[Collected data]
- - - -

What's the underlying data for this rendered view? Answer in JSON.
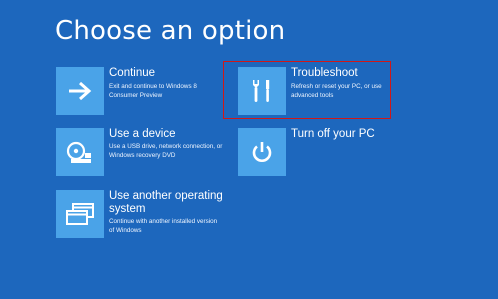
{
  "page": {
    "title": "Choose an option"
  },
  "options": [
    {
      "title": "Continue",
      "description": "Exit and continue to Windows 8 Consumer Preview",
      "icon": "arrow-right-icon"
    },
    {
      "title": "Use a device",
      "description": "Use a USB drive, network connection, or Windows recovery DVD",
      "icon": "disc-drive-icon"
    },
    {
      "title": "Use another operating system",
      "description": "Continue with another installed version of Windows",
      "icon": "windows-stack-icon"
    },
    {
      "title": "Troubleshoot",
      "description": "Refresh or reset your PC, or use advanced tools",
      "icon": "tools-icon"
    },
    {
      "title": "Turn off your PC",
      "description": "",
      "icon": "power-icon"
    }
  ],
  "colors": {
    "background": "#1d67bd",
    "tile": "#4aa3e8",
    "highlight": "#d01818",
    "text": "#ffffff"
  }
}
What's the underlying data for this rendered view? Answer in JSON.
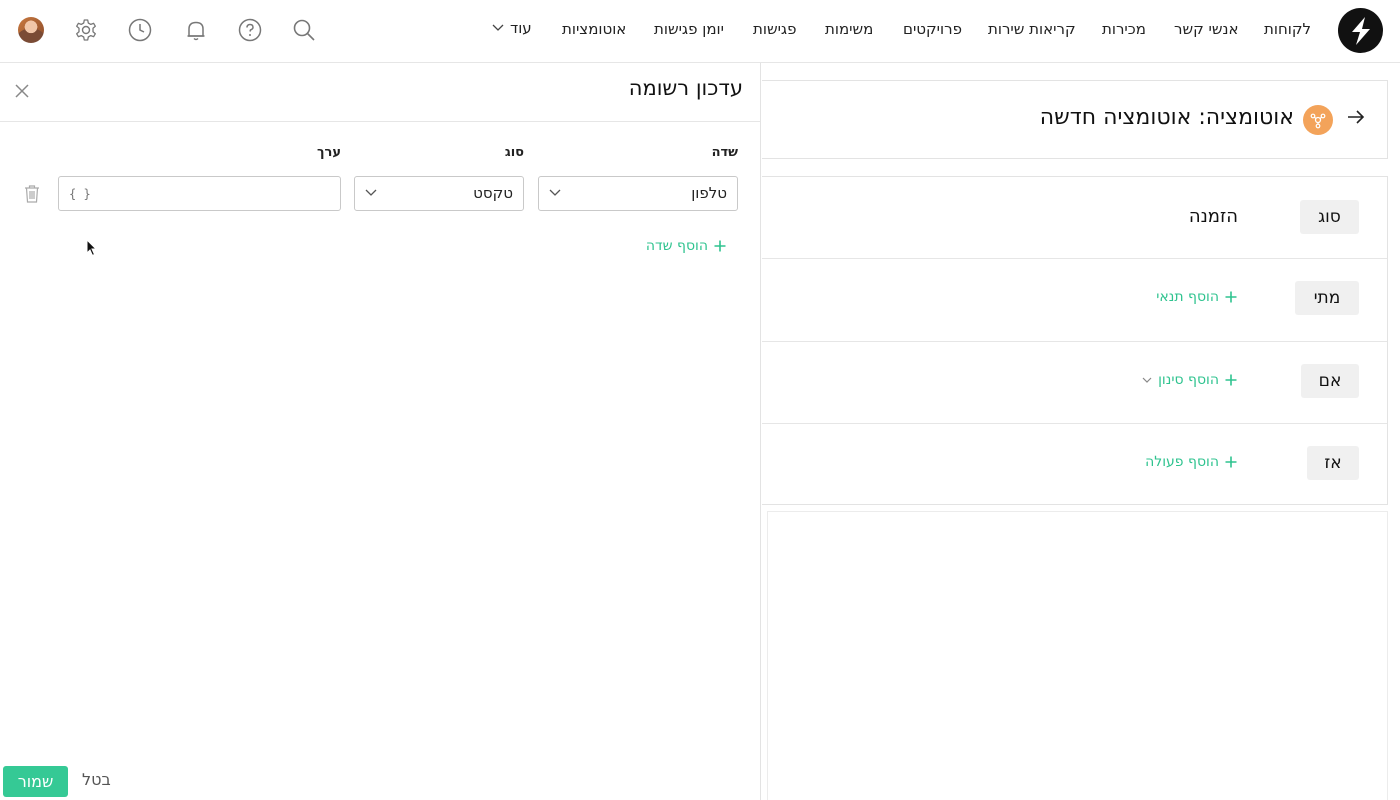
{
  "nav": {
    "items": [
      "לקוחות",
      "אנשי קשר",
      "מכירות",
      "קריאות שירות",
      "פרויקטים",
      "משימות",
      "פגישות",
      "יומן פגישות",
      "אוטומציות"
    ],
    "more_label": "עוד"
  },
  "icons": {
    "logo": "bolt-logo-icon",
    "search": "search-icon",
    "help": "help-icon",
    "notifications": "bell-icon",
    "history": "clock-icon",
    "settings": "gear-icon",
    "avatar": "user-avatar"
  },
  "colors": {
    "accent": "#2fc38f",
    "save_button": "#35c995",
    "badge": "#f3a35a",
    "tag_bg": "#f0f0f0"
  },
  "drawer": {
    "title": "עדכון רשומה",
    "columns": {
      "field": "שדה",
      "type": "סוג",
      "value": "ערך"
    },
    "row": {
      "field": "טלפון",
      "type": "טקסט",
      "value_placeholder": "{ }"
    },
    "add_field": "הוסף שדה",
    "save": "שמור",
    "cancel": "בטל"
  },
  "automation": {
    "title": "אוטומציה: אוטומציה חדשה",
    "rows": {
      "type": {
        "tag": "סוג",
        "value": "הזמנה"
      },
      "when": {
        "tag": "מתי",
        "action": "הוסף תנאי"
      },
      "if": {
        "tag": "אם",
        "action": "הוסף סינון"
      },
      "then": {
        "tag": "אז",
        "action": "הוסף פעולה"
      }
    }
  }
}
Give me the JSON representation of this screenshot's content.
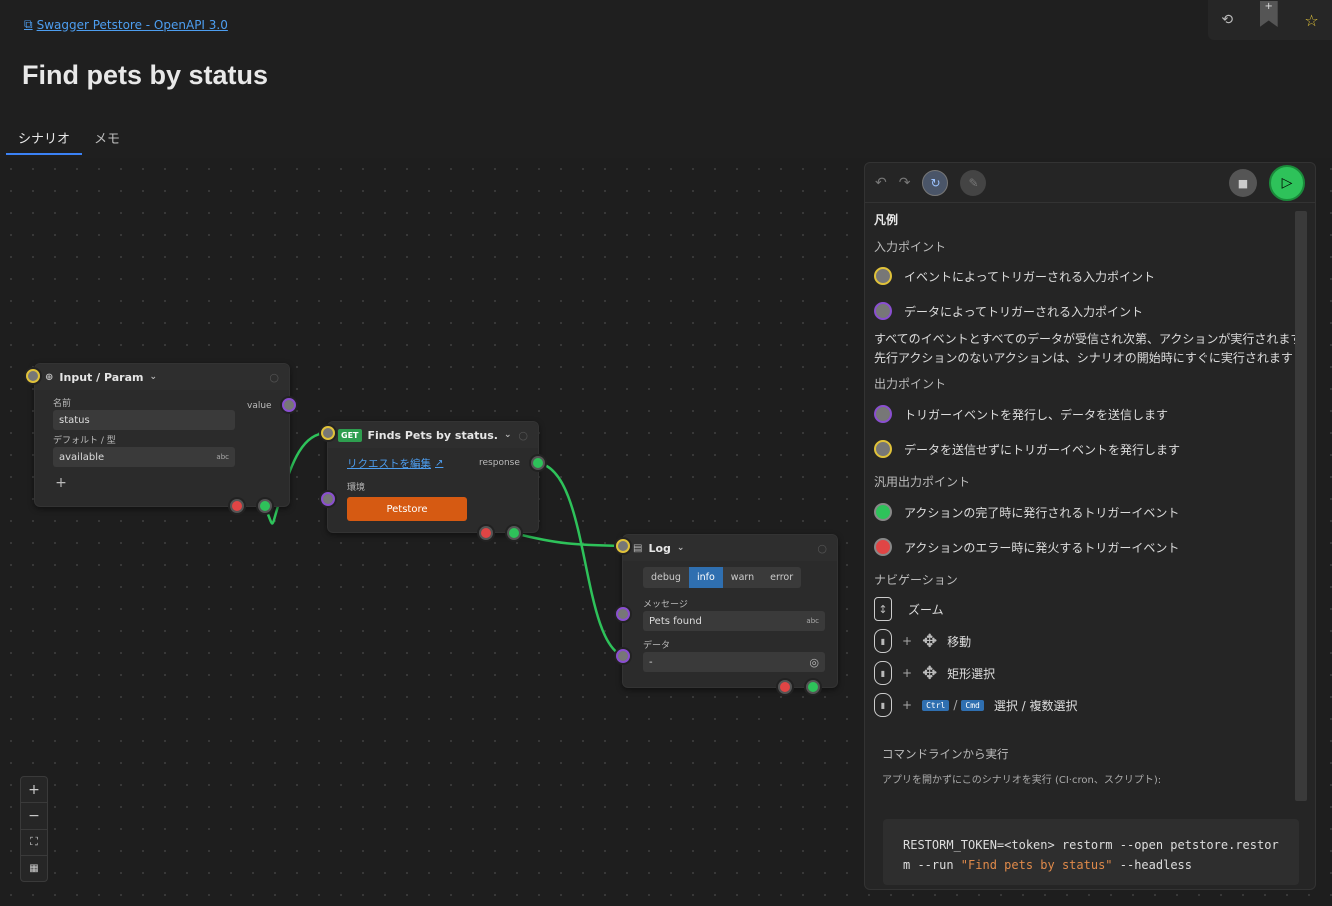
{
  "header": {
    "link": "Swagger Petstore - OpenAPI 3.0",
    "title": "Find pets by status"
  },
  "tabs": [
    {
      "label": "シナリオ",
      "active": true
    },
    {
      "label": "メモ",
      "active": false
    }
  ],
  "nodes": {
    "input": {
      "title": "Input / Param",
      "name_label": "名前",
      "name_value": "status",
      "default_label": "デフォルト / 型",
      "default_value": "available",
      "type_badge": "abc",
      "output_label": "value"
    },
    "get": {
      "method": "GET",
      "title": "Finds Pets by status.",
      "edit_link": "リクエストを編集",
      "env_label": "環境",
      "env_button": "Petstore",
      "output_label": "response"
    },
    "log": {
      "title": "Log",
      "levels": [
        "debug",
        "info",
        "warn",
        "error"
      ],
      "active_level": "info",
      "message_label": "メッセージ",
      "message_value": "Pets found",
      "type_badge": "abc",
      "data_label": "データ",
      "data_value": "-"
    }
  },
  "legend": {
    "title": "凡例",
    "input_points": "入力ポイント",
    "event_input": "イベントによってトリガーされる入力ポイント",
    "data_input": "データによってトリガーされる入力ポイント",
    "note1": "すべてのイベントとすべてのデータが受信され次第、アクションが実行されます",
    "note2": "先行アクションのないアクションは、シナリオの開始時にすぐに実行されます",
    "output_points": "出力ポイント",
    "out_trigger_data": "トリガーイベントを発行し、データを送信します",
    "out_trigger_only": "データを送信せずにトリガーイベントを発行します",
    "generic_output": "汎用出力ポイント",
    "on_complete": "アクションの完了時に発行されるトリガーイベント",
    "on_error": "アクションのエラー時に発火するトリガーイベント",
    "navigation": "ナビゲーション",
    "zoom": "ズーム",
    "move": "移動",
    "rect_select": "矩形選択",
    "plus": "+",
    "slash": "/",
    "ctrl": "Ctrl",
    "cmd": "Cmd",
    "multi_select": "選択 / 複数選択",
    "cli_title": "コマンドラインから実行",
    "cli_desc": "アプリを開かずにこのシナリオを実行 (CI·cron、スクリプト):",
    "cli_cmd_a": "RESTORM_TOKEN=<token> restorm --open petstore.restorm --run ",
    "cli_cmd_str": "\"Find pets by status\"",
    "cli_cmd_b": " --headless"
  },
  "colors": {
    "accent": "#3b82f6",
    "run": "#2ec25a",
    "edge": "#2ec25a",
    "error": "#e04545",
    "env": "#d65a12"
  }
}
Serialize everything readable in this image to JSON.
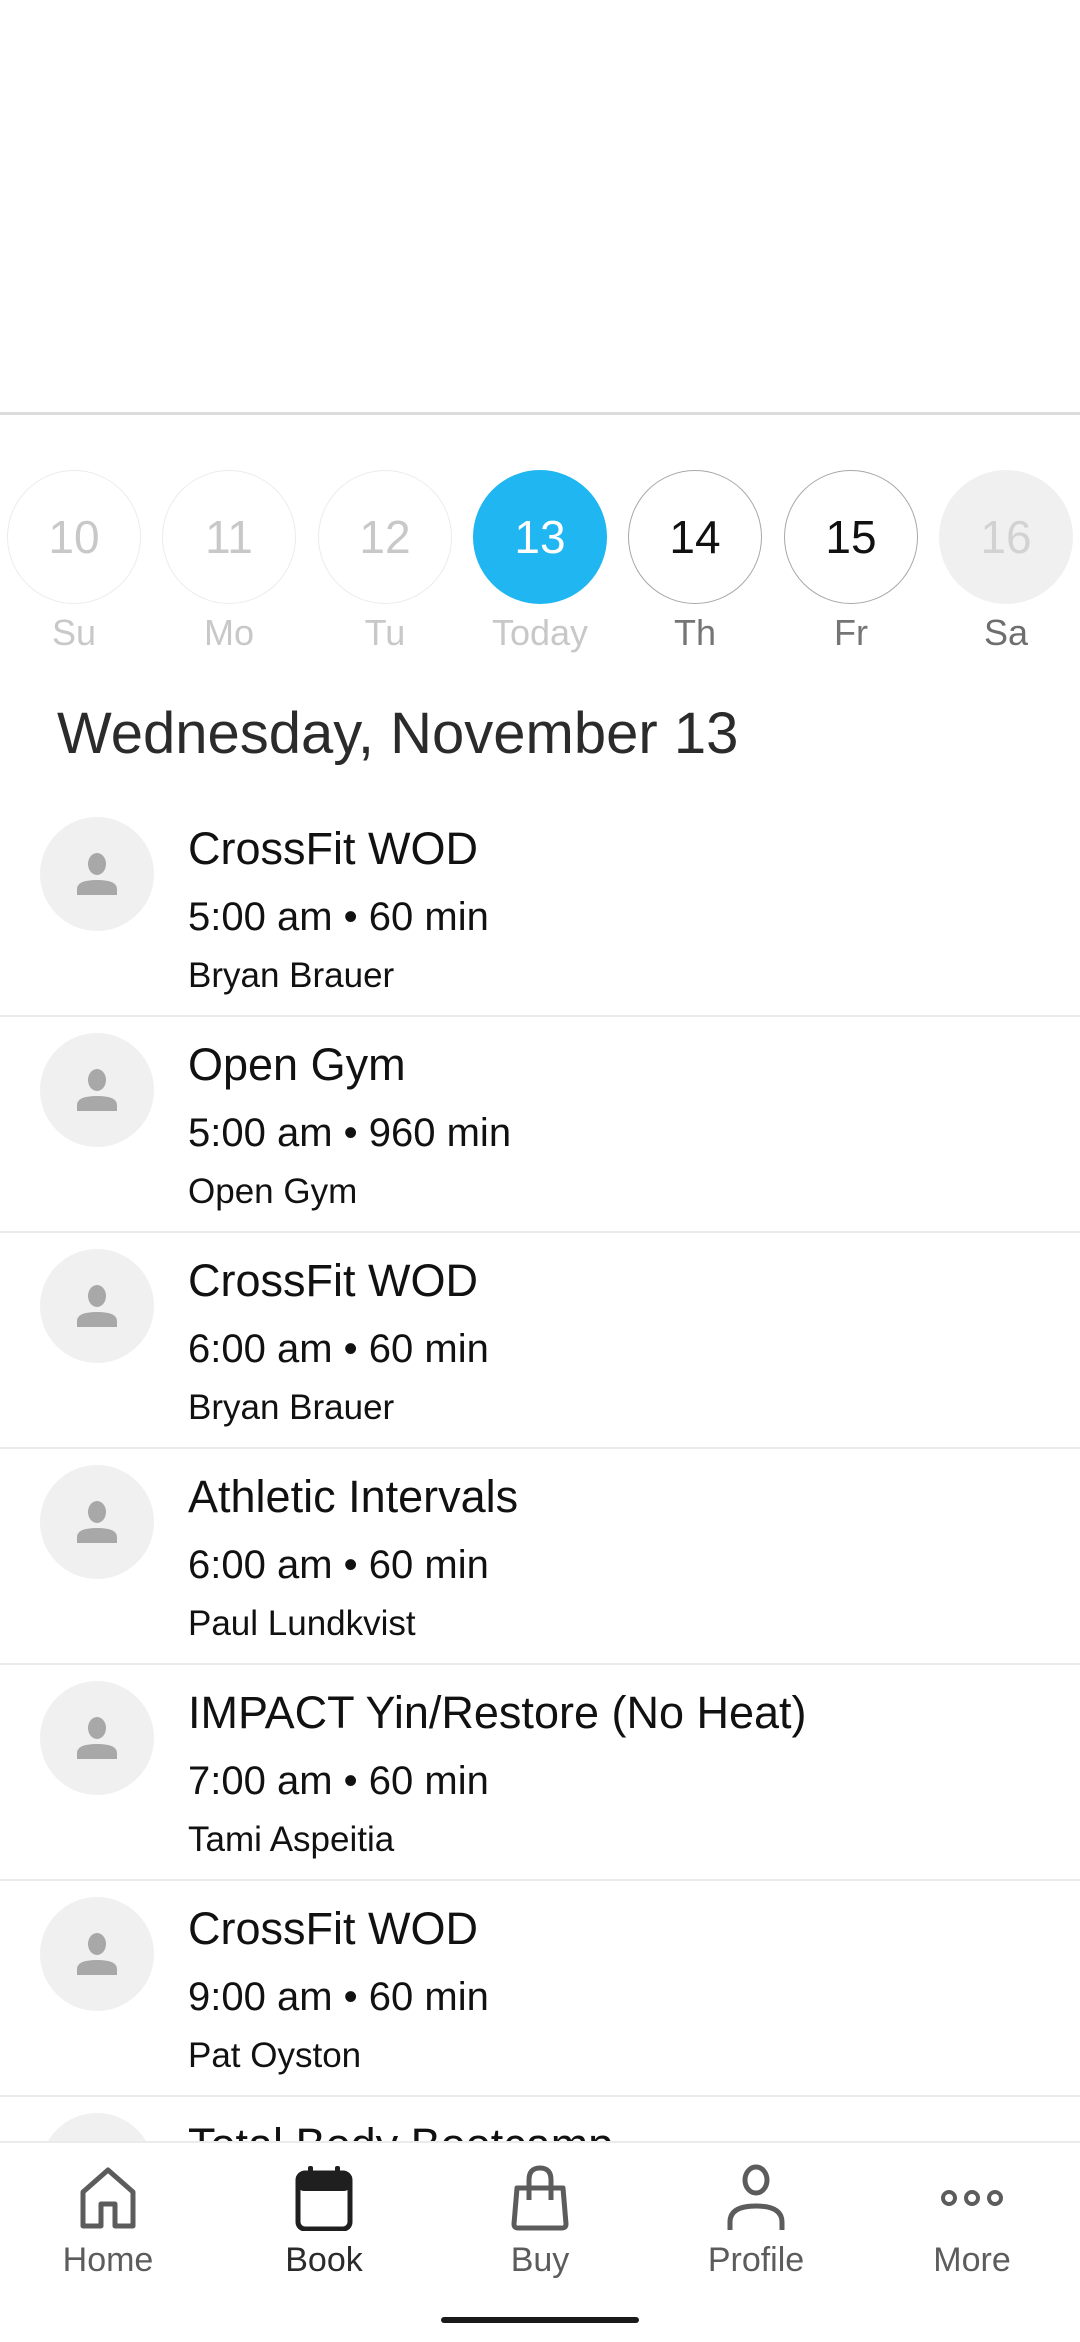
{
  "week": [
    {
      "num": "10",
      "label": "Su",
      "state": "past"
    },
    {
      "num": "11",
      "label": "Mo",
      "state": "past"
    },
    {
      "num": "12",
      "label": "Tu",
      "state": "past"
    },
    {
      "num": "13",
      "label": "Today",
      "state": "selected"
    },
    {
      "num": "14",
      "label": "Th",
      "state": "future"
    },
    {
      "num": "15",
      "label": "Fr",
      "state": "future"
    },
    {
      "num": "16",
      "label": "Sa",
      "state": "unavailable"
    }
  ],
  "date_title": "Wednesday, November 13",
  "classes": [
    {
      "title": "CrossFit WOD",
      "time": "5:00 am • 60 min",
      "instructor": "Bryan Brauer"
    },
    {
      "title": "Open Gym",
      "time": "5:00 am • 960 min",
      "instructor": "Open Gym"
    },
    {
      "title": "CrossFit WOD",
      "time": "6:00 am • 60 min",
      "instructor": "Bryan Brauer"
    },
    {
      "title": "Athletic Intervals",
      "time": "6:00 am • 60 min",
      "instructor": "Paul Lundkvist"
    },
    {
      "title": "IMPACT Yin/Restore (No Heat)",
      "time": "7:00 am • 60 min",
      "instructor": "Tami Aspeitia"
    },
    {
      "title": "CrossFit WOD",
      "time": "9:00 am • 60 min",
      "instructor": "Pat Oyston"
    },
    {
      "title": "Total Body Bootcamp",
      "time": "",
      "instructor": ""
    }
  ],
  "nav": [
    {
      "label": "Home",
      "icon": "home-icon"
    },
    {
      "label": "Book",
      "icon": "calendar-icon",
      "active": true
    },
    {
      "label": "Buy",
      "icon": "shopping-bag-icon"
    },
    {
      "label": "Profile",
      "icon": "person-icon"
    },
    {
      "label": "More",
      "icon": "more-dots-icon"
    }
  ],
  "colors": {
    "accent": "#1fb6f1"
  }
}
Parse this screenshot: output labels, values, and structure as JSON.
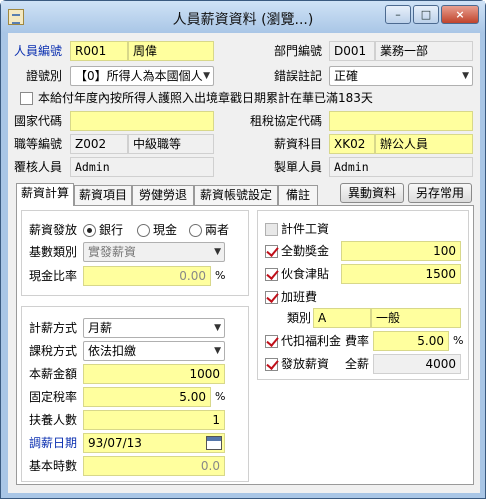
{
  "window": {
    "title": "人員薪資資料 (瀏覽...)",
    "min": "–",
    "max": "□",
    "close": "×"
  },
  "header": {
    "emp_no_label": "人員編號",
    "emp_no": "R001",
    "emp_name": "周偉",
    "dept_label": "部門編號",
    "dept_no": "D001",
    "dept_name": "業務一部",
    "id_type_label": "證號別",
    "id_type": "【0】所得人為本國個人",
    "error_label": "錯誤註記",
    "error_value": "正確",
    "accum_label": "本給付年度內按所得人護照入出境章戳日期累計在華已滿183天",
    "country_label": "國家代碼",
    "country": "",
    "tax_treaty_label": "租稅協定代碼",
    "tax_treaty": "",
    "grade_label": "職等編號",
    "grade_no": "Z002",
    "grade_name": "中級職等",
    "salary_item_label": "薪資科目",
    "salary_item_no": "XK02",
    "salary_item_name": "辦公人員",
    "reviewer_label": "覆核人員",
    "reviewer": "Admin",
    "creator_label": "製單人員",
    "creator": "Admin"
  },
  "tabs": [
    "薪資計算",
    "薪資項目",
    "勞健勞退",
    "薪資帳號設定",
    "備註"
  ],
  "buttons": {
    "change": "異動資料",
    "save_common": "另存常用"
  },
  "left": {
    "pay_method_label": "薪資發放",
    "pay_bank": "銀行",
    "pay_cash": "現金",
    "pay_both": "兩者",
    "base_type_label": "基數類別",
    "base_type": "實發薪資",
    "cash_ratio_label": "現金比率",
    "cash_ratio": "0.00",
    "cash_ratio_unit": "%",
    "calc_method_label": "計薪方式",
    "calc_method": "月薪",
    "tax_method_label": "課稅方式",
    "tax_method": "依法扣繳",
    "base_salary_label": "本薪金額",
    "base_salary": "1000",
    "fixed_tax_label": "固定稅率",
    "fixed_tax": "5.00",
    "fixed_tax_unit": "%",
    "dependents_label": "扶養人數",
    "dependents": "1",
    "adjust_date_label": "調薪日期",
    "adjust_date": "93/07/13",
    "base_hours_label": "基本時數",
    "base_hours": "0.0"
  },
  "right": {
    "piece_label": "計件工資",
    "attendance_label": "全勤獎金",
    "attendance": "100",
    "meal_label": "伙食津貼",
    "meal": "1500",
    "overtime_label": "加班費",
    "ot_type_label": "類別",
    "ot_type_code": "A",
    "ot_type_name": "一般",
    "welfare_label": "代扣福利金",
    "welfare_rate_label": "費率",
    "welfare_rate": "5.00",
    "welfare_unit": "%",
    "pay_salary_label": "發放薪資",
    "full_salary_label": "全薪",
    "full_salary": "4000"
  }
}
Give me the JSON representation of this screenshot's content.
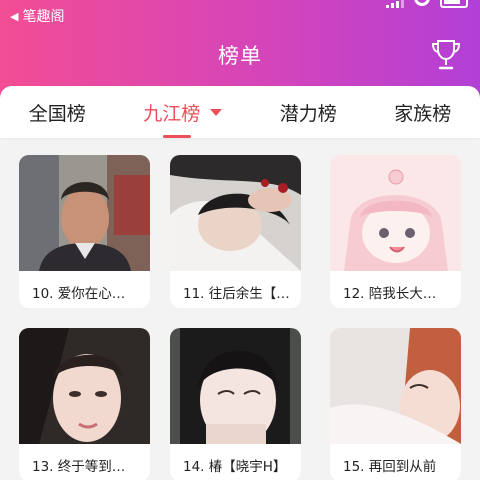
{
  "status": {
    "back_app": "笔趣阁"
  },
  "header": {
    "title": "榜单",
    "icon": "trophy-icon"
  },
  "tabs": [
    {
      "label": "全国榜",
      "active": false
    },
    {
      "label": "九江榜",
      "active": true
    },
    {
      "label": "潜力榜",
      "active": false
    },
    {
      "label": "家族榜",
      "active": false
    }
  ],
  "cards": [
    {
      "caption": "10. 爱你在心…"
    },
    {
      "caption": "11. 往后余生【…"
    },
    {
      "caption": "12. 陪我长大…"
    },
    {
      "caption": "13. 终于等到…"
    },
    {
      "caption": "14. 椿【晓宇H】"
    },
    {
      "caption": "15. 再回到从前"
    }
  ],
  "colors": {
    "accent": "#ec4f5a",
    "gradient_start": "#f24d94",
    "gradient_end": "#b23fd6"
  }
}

- - - -

→ Task prompt: Search the preceding listing for the word "tools" and pull out every line that holds it.

→ Correct result:
      "description": "Refresh or reset your PC, or use advanced tools",
      "icon": "tools-icon"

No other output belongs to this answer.